Aim:
Count the lines in the material that contain the string "text" and give only that number.

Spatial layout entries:
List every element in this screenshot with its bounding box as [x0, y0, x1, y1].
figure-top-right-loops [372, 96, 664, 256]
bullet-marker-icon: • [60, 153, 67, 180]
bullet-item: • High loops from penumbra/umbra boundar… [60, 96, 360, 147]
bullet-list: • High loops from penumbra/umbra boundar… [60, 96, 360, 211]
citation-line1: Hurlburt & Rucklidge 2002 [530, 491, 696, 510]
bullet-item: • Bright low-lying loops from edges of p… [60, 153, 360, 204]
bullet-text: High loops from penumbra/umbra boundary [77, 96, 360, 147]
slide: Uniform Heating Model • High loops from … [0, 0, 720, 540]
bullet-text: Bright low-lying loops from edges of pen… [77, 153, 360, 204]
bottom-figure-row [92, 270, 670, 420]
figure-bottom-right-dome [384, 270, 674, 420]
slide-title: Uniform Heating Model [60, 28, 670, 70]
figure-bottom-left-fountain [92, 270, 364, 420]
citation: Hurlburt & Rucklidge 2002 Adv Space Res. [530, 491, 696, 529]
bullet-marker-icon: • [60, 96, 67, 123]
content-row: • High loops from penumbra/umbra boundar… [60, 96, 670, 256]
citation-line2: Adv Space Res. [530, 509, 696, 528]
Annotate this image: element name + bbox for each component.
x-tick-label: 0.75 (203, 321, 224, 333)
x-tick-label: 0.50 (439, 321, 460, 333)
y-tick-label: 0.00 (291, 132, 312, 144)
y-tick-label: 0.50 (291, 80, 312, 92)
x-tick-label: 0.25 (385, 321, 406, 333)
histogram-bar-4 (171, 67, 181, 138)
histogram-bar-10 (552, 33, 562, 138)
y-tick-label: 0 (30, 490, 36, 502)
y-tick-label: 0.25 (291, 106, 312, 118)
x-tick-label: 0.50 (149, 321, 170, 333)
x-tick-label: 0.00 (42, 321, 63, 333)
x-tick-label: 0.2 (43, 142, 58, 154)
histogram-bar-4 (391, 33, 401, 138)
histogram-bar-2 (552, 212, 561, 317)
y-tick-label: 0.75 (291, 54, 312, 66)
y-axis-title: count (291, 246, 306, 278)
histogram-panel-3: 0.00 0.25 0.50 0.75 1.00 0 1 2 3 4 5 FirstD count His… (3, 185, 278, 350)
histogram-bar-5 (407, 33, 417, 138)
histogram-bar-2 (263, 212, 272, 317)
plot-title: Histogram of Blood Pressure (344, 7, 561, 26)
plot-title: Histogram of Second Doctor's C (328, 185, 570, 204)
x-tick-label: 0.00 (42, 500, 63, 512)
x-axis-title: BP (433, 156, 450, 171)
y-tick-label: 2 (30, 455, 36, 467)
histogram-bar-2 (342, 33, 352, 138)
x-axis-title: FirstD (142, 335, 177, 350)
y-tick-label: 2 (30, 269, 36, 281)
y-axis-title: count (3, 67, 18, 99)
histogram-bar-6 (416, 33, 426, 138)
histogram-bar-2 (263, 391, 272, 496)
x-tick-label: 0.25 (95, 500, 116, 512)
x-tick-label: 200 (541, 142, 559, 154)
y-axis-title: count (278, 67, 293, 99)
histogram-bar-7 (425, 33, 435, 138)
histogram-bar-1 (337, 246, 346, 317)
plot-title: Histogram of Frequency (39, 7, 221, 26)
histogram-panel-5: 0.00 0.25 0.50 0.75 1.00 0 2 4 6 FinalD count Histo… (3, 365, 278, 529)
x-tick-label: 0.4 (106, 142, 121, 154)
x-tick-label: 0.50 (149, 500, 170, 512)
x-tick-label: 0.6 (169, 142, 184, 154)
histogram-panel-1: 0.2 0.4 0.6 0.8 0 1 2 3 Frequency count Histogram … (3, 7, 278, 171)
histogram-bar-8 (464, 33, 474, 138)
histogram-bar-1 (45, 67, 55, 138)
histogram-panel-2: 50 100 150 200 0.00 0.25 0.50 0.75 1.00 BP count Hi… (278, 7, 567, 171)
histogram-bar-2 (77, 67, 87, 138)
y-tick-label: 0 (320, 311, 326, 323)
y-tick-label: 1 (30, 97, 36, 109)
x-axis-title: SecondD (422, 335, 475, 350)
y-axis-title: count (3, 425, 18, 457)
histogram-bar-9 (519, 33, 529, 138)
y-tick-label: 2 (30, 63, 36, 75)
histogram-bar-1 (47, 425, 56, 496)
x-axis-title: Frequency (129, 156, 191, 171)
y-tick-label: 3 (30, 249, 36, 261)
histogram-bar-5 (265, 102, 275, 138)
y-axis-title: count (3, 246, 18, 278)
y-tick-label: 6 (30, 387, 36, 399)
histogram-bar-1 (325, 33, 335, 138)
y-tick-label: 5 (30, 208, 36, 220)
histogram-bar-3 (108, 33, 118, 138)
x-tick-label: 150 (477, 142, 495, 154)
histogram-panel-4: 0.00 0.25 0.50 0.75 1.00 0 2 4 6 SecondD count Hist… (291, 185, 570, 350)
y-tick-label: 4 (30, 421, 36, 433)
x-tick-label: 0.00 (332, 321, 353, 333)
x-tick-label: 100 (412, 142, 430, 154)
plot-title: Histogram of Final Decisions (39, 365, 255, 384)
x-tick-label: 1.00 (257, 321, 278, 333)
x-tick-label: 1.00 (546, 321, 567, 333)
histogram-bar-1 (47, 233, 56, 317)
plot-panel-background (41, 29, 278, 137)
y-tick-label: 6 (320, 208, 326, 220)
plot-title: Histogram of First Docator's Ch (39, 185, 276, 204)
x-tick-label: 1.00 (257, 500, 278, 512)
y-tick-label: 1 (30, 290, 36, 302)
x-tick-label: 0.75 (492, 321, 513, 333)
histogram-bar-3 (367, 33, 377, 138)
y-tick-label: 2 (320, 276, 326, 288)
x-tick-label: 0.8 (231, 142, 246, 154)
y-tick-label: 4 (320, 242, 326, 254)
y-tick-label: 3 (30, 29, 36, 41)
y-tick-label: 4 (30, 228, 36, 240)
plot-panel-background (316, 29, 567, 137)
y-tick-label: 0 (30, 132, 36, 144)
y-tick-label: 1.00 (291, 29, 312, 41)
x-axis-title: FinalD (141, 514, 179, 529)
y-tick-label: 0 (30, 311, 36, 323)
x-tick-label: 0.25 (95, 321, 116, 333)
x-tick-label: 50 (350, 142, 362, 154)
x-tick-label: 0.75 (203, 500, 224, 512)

Exercise output:
2